#### PROVIDED ENTRIES ####

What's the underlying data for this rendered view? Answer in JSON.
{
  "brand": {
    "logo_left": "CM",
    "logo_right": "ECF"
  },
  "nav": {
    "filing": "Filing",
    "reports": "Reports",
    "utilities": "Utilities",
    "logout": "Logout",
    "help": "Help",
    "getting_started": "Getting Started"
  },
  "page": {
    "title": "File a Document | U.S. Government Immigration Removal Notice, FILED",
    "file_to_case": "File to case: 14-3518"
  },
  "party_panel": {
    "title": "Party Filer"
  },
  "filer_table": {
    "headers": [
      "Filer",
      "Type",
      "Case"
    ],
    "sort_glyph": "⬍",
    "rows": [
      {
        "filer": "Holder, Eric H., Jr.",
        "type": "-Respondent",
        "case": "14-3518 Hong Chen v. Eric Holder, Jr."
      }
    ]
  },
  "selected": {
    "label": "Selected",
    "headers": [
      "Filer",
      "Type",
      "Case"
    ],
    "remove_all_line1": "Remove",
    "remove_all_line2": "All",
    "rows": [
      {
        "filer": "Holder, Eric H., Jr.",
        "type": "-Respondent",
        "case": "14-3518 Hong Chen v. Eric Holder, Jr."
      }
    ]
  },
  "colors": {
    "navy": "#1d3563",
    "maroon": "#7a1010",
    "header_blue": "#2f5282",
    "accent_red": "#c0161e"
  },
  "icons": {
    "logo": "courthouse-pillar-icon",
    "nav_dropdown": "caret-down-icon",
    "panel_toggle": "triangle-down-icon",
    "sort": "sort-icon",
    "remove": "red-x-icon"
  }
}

####

#### INSTRUCTIONS FOR THE TASK
Using the listing above, show every line that includes the string "title".

#### TASK RESPONSE
    "title": "File a Document | U.S. Government Immigration Removal Notice, FILED",
    "title": "Party Filer"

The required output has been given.